[STATED PROBLEM]: Exactly as written, quote every line that follows, skipping the images.

------------------------------

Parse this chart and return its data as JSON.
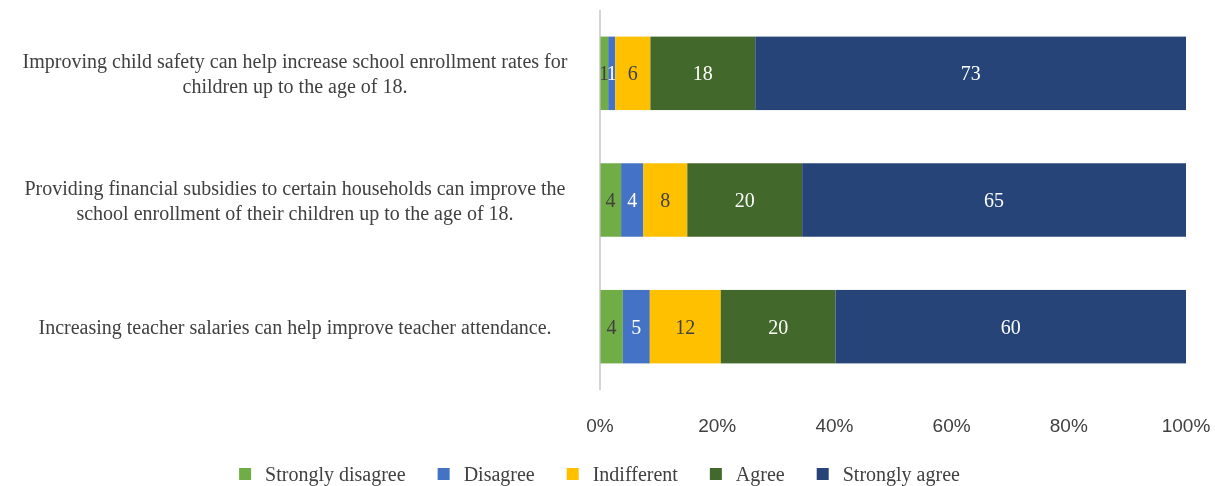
{
  "chart_data": {
    "type": "bar",
    "orientation": "horizontal",
    "stacked": true,
    "categories": [
      "Improving child safety can help increase school enrollment rates for children up to the age of 18.",
      "Providing financial subsidies to certain households can improve the school enrollment of their children up to the age of 18.",
      "Increasing teacher salaries can help improve teacher attendance."
    ],
    "series": [
      {
        "name": "Strongly disagree",
        "color": "#70ad47",
        "values": [
          1.4,
          3.6,
          3.9
        ],
        "value_labels": [
          "1",
          "4",
          "4"
        ]
      },
      {
        "name": "Disagree",
        "color": "#4472c4",
        "values": [
          1.2,
          3.8,
          4.6
        ],
        "value_labels": [
          "1",
          "4",
          "5"
        ]
      },
      {
        "name": "Indifferent",
        "color": "#ffc000",
        "values": [
          6.0,
          7.5,
          12.1
        ],
        "value_labels": [
          "6",
          "8",
          "12"
        ]
      },
      {
        "name": "Agree",
        "color": "#43682b",
        "values": [
          17.9,
          19.6,
          19.6
        ],
        "value_labels": [
          "18",
          "20",
          "20"
        ]
      },
      {
        "name": "Strongly agree",
        "color": "#264478",
        "values": [
          73.5,
          65.5,
          59.8
        ],
        "value_labels": [
          "73",
          "65",
          "60"
        ]
      }
    ],
    "xlim": [
      0,
      100
    ],
    "xticks": [
      {
        "value": 0,
        "label": "0%"
      },
      {
        "value": 20,
        "label": "20%"
      },
      {
        "value": 40,
        "label": "40%"
      },
      {
        "value": 60,
        "label": "60%"
      },
      {
        "value": 80,
        "label": "80%"
      },
      {
        "value": 100,
        "label": "100%"
      }
    ],
    "legend": "bottom",
    "grid": false
  }
}
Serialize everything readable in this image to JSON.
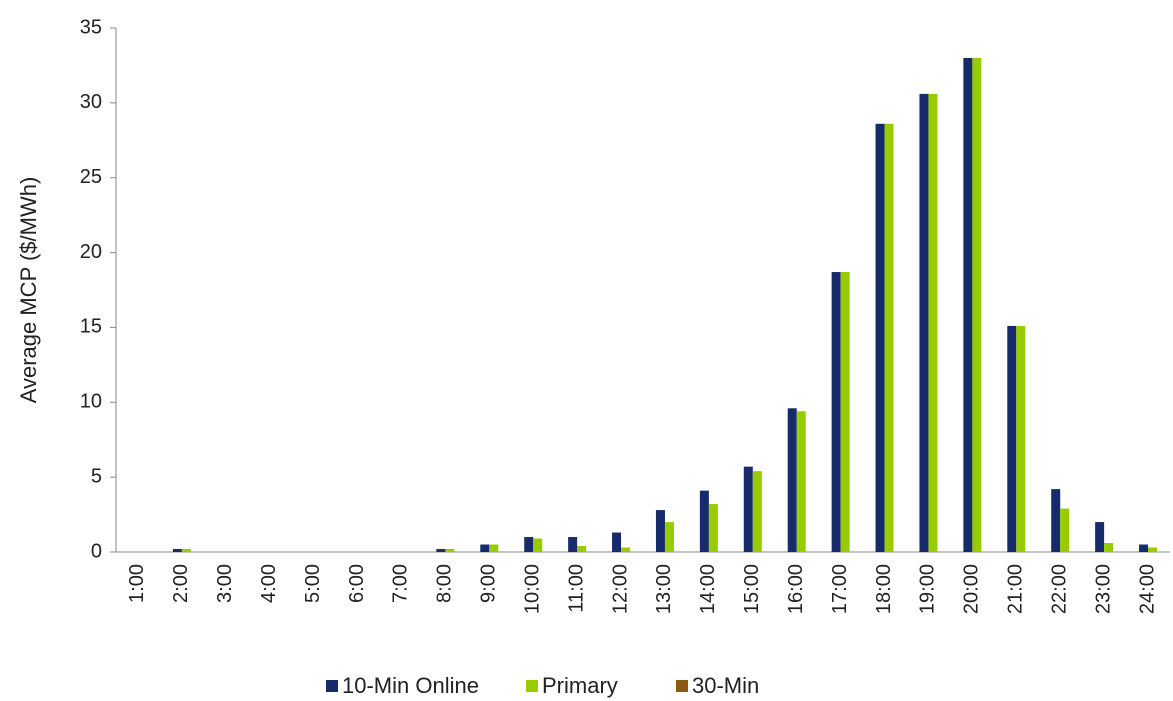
{
  "chart_data": {
    "type": "bar",
    "y_label": "Average MCP ($/MWh)",
    "categories": [
      "1:00",
      "2:00",
      "3:00",
      "4:00",
      "5:00",
      "6:00",
      "7:00",
      "8:00",
      "9:00",
      "10:00",
      "11:00",
      "12:00",
      "13:00",
      "14:00",
      "15:00",
      "16:00",
      "17:00",
      "18:00",
      "19:00",
      "20:00",
      "21:00",
      "22:00",
      "23:00",
      "24:00"
    ],
    "series": [
      {
        "name": "10-Min Online",
        "color": "#172b6b",
        "values": [
          0,
          0.2,
          0,
          0,
          0,
          0,
          0,
          0.2,
          0.5,
          1.0,
          1.0,
          1.3,
          2.8,
          4.1,
          5.7,
          9.6,
          18.7,
          28.6,
          30.6,
          33.0,
          15.1,
          4.2,
          2.0,
          0.5
        ]
      },
      {
        "name": "Primary",
        "color": "#99cc00",
        "values": [
          0,
          0.2,
          0,
          0,
          0,
          0,
          0,
          0.2,
          0.5,
          0.9,
          0.4,
          0.3,
          2.0,
          3.2,
          5.4,
          9.4,
          18.7,
          28.6,
          30.6,
          33.0,
          15.1,
          2.9,
          0.6,
          0.3
        ]
      },
      {
        "name": "30-Min",
        "color": "#8b5a10",
        "values": [
          0,
          0,
          0,
          0,
          0,
          0,
          0,
          0,
          0,
          0,
          0,
          0,
          0,
          0,
          0,
          0,
          0,
          0,
          0,
          0,
          0,
          0,
          0,
          0
        ]
      }
    ],
    "ylim": [
      0,
      35
    ],
    "yticks": [
      0,
      5,
      10,
      15,
      20,
      25,
      30,
      35
    ],
    "grid": false,
    "legend": "bottom"
  }
}
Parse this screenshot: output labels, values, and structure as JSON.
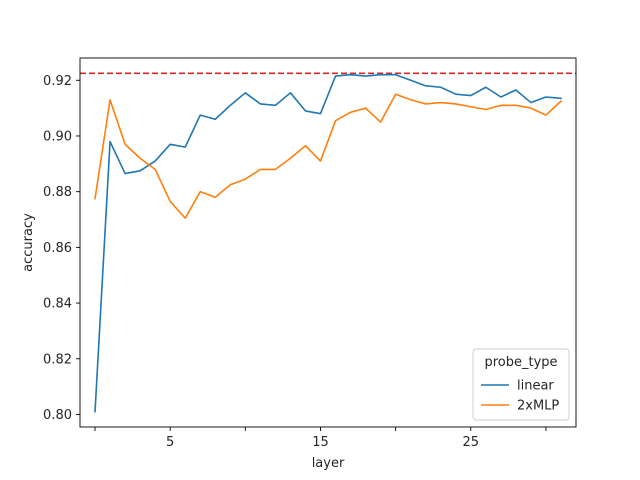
{
  "chart_data": {
    "type": "line",
    "xlabel": "layer",
    "ylabel": "accuracy",
    "xlim": [
      -1,
      32
    ],
    "ylim": [
      0.7955,
      0.928
    ],
    "xticks": [
      5,
      15,
      25
    ],
    "xticks_minor": [
      0,
      10,
      20,
      30
    ],
    "yticks": [
      0.8,
      0.82,
      0.84,
      0.86,
      0.88,
      0.9,
      0.92
    ],
    "ytick_labels": [
      "0.80",
      "0.82",
      "0.84",
      "0.86",
      "0.88",
      "0.90",
      "0.92"
    ],
    "grid": false,
    "legend": {
      "title": "probe_type",
      "position": "lower-right"
    },
    "reference_line": {
      "y": 0.9225,
      "color": "#d62728",
      "style": "dashed"
    },
    "x": [
      0,
      1,
      2,
      3,
      4,
      5,
      6,
      7,
      8,
      9,
      10,
      11,
      12,
      13,
      14,
      15,
      16,
      17,
      18,
      19,
      20,
      21,
      22,
      23,
      24,
      25,
      26,
      27,
      28,
      29,
      30,
      31
    ],
    "series": [
      {
        "name": "linear",
        "color": "#1f77b4",
        "values": [
          0.801,
          0.898,
          0.8865,
          0.8875,
          0.891,
          0.897,
          0.896,
          0.9075,
          0.906,
          0.911,
          0.9155,
          0.9115,
          0.911,
          0.9155,
          0.909,
          0.908,
          0.9215,
          0.922,
          0.9215,
          0.922,
          0.922,
          0.92,
          0.918,
          0.9175,
          0.915,
          0.9145,
          0.9175,
          0.914,
          0.9165,
          0.912,
          0.914,
          0.9135
        ]
      },
      {
        "name": "2xMLP",
        "color": "#ff7f0e",
        "values": [
          0.8775,
          0.913,
          0.897,
          0.892,
          0.888,
          0.8765,
          0.8705,
          0.88,
          0.878,
          0.8825,
          0.8845,
          0.888,
          0.888,
          0.892,
          0.8965,
          0.891,
          0.9055,
          0.9085,
          0.91,
          0.905,
          0.915,
          0.913,
          0.9115,
          0.912,
          0.9115,
          0.9105,
          0.9095,
          0.911,
          0.911,
          0.91,
          0.9075,
          0.9125
        ]
      }
    ]
  }
}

------------------------------

[RESULT FOR THIS EXERCISE]:
Parse this chart and return its data as JSON.
{
  "chart_data": {
    "type": "bar",
    "orientation": "horizontal",
    "stacked": true,
    "categories": [
      "Improving child safety can help increase school enrollment rates for children up to the age of 18.",
      "Providing financial subsidies to certain households can improve the school enrollment of their children up to the age of 18.",
      "Increasing teacher salaries can help improve teacher attendance."
    ],
    "series": [
      {
        "name": "Strongly disagree",
        "color": "#70ad47",
        "values": [
          1.4,
          3.6,
          3.9
        ],
        "value_labels": [
          "1",
          "4",
          "4"
        ]
      },
      {
        "name": "Disagree",
        "color": "#4472c4",
        "values": [
          1.2,
          3.8,
          4.6
        ],
        "value_labels": [
          "1",
          "4",
          "5"
        ]
      },
      {
        "name": "Indifferent",
        "color": "#ffc000",
        "values": [
          6.0,
          7.5,
          12.1
        ],
        "value_labels": [
          "6",
          "8",
          "12"
        ]
      },
      {
        "name": "Agree",
        "color": "#43682b",
        "values": [
          17.9,
          19.6,
          19.6
        ],
        "value_labels": [
          "18",
          "20",
          "20"
        ]
      },
      {
        "name": "Strongly agree",
        "color": "#264478",
        "values": [
          73.5,
          65.5,
          59.8
        ],
        "value_labels": [
          "73",
          "65",
          "60"
        ]
      }
    ],
    "xlim": [
      0,
      100
    ],
    "xticks": [
      {
        "value": 0,
        "label": "0%"
      },
      {
        "value": 20,
        "label": "20%"
      },
      {
        "value": 40,
        "label": "40%"
      },
      {
        "value": 60,
        "label": "60%"
      },
      {
        "value": 80,
        "label": "80%"
      },
      {
        "value": 100,
        "label": "100%"
      }
    ],
    "legend": "bottom",
    "grid": false
  }
}
Serialize everything readable in this image to JSON.
{
  "chart_data": {
    "type": "bar",
    "y_label": "Average MCP ($/MWh)",
    "categories": [
      "1:00",
      "2:00",
      "3:00",
      "4:00",
      "5:00",
      "6:00",
      "7:00",
      "8:00",
      "9:00",
      "10:00",
      "11:00",
      "12:00",
      "13:00",
      "14:00",
      "15:00",
      "16:00",
      "17:00",
      "18:00",
      "19:00",
      "20:00",
      "21:00",
      "22:00",
      "23:00",
      "24:00"
    ],
    "series": [
      {
        "name": "10-Min Online",
        "color": "#172b6b",
        "values": [
          0,
          0.2,
          0,
          0,
          0,
          0,
          0,
          0.2,
          0.5,
          1.0,
          1.0,
          1.3,
          2.8,
          4.1,
          5.7,
          9.6,
          18.7,
          28.6,
          30.6,
          33.0,
          15.1,
          4.2,
          2.0,
          0.5
        ]
      },
      {
        "name": "Primary",
        "color": "#99cc00",
        "values": [
          0,
          0.2,
          0,
          0,
          0,
          0,
          0,
          0.2,
          0.5,
          0.9,
          0.4,
          0.3,
          2.0,
          3.2,
          5.4,
          9.4,
          18.7,
          28.6,
          30.6,
          33.0,
          15.1,
          2.9,
          0.6,
          0.3
        ]
      },
      {
        "name": "30-Min",
        "color": "#8b5a10",
        "values": [
          0,
          0,
          0,
          0,
          0,
          0,
          0,
          0,
          0,
          0,
          0,
          0,
          0,
          0,
          0,
          0,
          0,
          0,
          0,
          0,
          0,
          0,
          0,
          0
        ]
      }
    ],
    "ylim": [
      0,
      35
    ],
    "yticks": [
      0,
      5,
      10,
      15,
      20,
      25,
      30,
      35
    ],
    "grid": false,
    "legend": "bottom"
  }
}
Parse this screenshot: output labels, values, and structure as JSON.
{
  "chart_data": {
    "type": "line",
    "xlabel": "layer",
    "ylabel": "accuracy",
    "xlim": [
      -1,
      32
    ],
    "ylim": [
      0.7955,
      0.928
    ],
    "xticks": [
      5,
      15,
      25
    ],
    "xticks_minor": [
      0,
      10,
      20,
      30
    ],
    "yticks": [
      0.8,
      0.82,
      0.84,
      0.86,
      0.88,
      0.9,
      0.92
    ],
    "ytick_labels": [
      "0.80",
      "0.82",
      "0.84",
      "0.86",
      "0.88",
      "0.90",
      "0.92"
    ],
    "grid": false,
    "legend": {
      "title": "probe_type",
      "position": "lower-right"
    },
    "reference_line": {
      "y": 0.9225,
      "color": "#d62728",
      "style": "dashed"
    },
    "x": [
      0,
      1,
      2,
      3,
      4,
      5,
      6,
      7,
      8,
      9,
      10,
      11,
      12,
      13,
      14,
      15,
      16,
      17,
      18,
      19,
      20,
      21,
      22,
      23,
      24,
      25,
      26,
      27,
      28,
      29,
      30,
      31
    ],
    "series": [
      {
        "name": "linear",
        "color": "#1f77b4",
        "values": [
          0.801,
          0.898,
          0.8865,
          0.8875,
          0.891,
          0.897,
          0.896,
          0.9075,
          0.906,
          0.911,
          0.9155,
          0.9115,
          0.911,
          0.9155,
          0.909,
          0.908,
          0.9215,
          0.922,
          0.9215,
          0.922,
          0.922,
          0.92,
          0.918,
          0.9175,
          0.915,
          0.9145,
          0.9175,
          0.914,
          0.9165,
          0.912,
          0.914,
          0.9135
        ]
      },
      {
        "name": "2xMLP",
        "color": "#ff7f0e",
        "values": [
          0.8775,
          0.913,
          0.897,
          0.892,
          0.888,
          0.8765,
          0.8705,
          0.88,
          0.878,
          0.8825,
          0.8845,
          0.888,
          0.888,
          0.892,
          0.8965,
          0.891,
          0.9055,
          0.9085,
          0.91,
          0.905,
          0.915,
          0.913,
          0.9115,
          0.912,
          0.9115,
          0.9105,
          0.9095,
          0.911,
          0.911,
          0.91,
          0.9075,
          0.9125
        ]
      }
    ]
  }
}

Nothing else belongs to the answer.